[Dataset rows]
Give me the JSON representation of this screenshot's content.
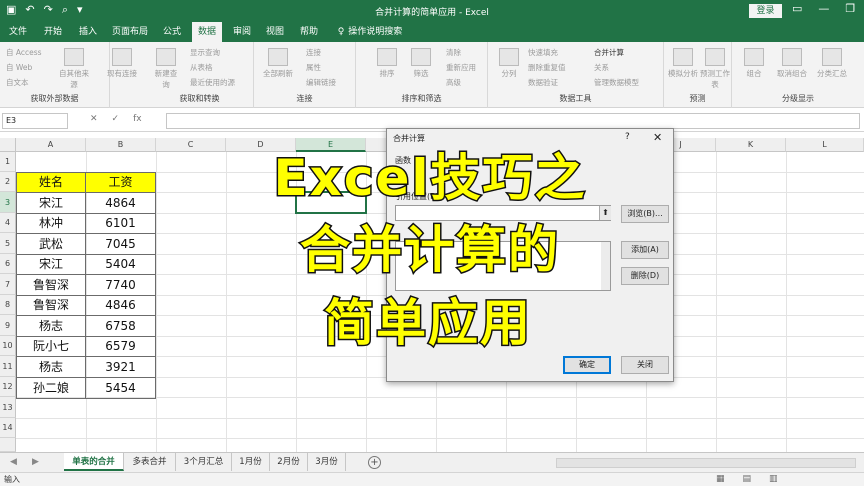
{
  "titlebar": {
    "title": "合并计算的简单应用 - Excel",
    "login": "登录",
    "qat": [
      "▣",
      "↶",
      "↷",
      "⌕",
      "▾"
    ],
    "win": [
      "▭",
      "—",
      "❐",
      "✕"
    ]
  },
  "tabs": [
    "文件",
    "开始",
    "插入",
    "页面布局",
    "公式",
    "数据",
    "审阅",
    "视图",
    "帮助",
    "操作说明搜索"
  ],
  "ribbon": {
    "groups": [
      {
        "label": "获取外部数据",
        "items": [
          "自 Access",
          "自 Web",
          "自文本",
          "自其他来源",
          "现有连接"
        ]
      },
      {
        "label": "获取和转换",
        "items": [
          "新建查询",
          "显示查询",
          "从表格",
          "最近使用的源"
        ]
      },
      {
        "label": "连接",
        "items": [
          "全部刷新",
          "连接",
          "属性",
          "编辑链接"
        ]
      },
      {
        "label": "排序和筛选",
        "items": [
          "排序",
          "筛选",
          "清除",
          "重新应用",
          "高级"
        ]
      },
      {
        "label": "数据工具",
        "items": [
          "分列",
          "快速填充",
          "删除重复值",
          "数据验证",
          "合并计算",
          "关系",
          "管理数据模型"
        ]
      },
      {
        "label": "预测",
        "items": [
          "模拟分析",
          "预测工作表"
        ]
      },
      {
        "label": "分级显示",
        "items": [
          "组合",
          "取消组合",
          "分类汇总"
        ]
      }
    ]
  },
  "formula_bar": {
    "name_box": "E3",
    "icons": [
      "✕",
      "✓",
      "fx"
    ]
  },
  "columns": [
    "A",
    "B",
    "C",
    "D",
    "E",
    "F",
    "G",
    "H",
    "I",
    "J",
    "K",
    "L"
  ],
  "rows": [
    "1",
    "2",
    "3",
    "4",
    "5",
    "6",
    "7",
    "8",
    "9",
    "10",
    "11",
    "12",
    "13",
    "14"
  ],
  "table": {
    "headers": [
      "姓名",
      "工资"
    ],
    "rows": [
      [
        "宋江",
        "4864"
      ],
      [
        "林冲",
        "6101"
      ],
      [
        "武松",
        "7045"
      ],
      [
        "宋江",
        "5404"
      ],
      [
        "鲁智深",
        "7740"
      ],
      [
        "鲁智深",
        "4846"
      ],
      [
        "杨志",
        "6758"
      ],
      [
        "阮小七",
        "6579"
      ],
      [
        "杨志",
        "3921"
      ],
      [
        "孙二娘",
        "5454"
      ]
    ]
  },
  "dialog": {
    "title": "合并计算",
    "help": "?",
    "close": "✕",
    "function_label": "函数",
    "ref_label": "引用位置(R):",
    "browse": "浏览(B)...",
    "add": "添加(A)",
    "delete": "删除(D)",
    "ok": "确定",
    "close_btn": "关闭"
  },
  "overlay": [
    "Excel技巧之",
    "合并计算的",
    "简单应用"
  ],
  "sheets": [
    "单表的合并",
    "多表合并",
    "3个月汇总",
    "1月份",
    "2月份",
    "3月份"
  ],
  "status": {
    "mode": "输入",
    "views": [
      "▦",
      "▤",
      "▥"
    ]
  }
}
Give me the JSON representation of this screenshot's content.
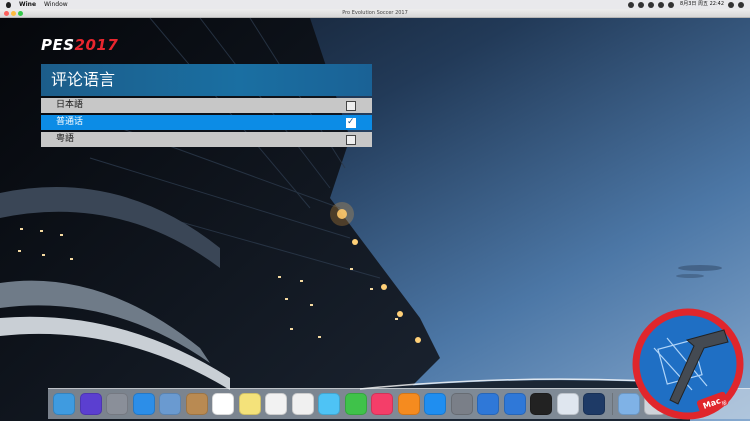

Exercise requirements: Leave the pictures out, and print every line of the listing exactly as written.

Full solution:
Give me the JSON representation of this screenshot's content.
{
  "titlebar": {
    "title": "合并计算的简单应用 - Excel",
    "login": "登录",
    "qat": [
      "▣",
      "↶",
      "↷",
      "⌕",
      "▾"
    ],
    "win": [
      "▭",
      "—",
      "❐",
      "✕"
    ]
  },
  "tabs": [
    "文件",
    "开始",
    "插入",
    "页面布局",
    "公式",
    "数据",
    "审阅",
    "视图",
    "帮助",
    "操作说明搜索"
  ],
  "ribbon": {
    "groups": [
      {
        "label": "获取外部数据",
        "items": [
          "自 Access",
          "自 Web",
          "自文本",
          "自其他来源",
          "现有连接"
        ]
      },
      {
        "label": "获取和转换",
        "items": [
          "新建查询",
          "显示查询",
          "从表格",
          "最近使用的源"
        ]
      },
      {
        "label": "连接",
        "items": [
          "全部刷新",
          "连接",
          "属性",
          "编辑链接"
        ]
      },
      {
        "label": "排序和筛选",
        "items": [
          "排序",
          "筛选",
          "清除",
          "重新应用",
          "高级"
        ]
      },
      {
        "label": "数据工具",
        "items": [
          "分列",
          "快速填充",
          "删除重复值",
          "数据验证",
          "合并计算",
          "关系",
          "管理数据模型"
        ]
      },
      {
        "label": "预测",
        "items": [
          "模拟分析",
          "预测工作表"
        ]
      },
      {
        "label": "分级显示",
        "items": [
          "组合",
          "取消组合",
          "分类汇总"
        ]
      }
    ]
  },
  "formula_bar": {
    "name_box": "E3",
    "icons": [
      "✕",
      "✓",
      "fx"
    ]
  },
  "columns": [
    "A",
    "B",
    "C",
    "D",
    "E",
    "F",
    "G",
    "H",
    "I",
    "J",
    "K",
    "L"
  ],
  "rows": [
    "1",
    "2",
    "3",
    "4",
    "5",
    "6",
    "7",
    "8",
    "9",
    "10",
    "11",
    "12",
    "13",
    "14"
  ],
  "table": {
    "headers": [
      "姓名",
      "工资"
    ],
    "rows": [
      [
        "宋江",
        "4864"
      ],
      [
        "林冲",
        "6101"
      ],
      [
        "武松",
        "7045"
      ],
      [
        "宋江",
        "5404"
      ],
      [
        "鲁智深",
        "7740"
      ],
      [
        "鲁智深",
        "4846"
      ],
      [
        "杨志",
        "6758"
      ],
      [
        "阮小七",
        "6579"
      ],
      [
        "杨志",
        "3921"
      ],
      [
        "孙二娘",
        "5454"
      ]
    ]
  },
  "dialog": {
    "title": "合并计算",
    "help": "?",
    "close": "✕",
    "function_label": "函数",
    "ref_label": "引用位置(R):",
    "browse": "浏览(B)...",
    "add": "添加(A)",
    "delete": "删除(D)",
    "ok": "确定",
    "close_btn": "关闭"
  },
  "overlay": [
    "Excel技巧之",
    "合并计算的",
    "简单应用"
  ],
  "sheets": [
    "单表的合并",
    "多表合并",
    "3个月汇总",
    "1月份",
    "2月份",
    "3月份"
  ],
  "status": {
    "mode": "输入",
    "views": [
      "▦",
      "▤",
      "▥"
    ]
  }
}
Give me the JSON representation of this screenshot's content.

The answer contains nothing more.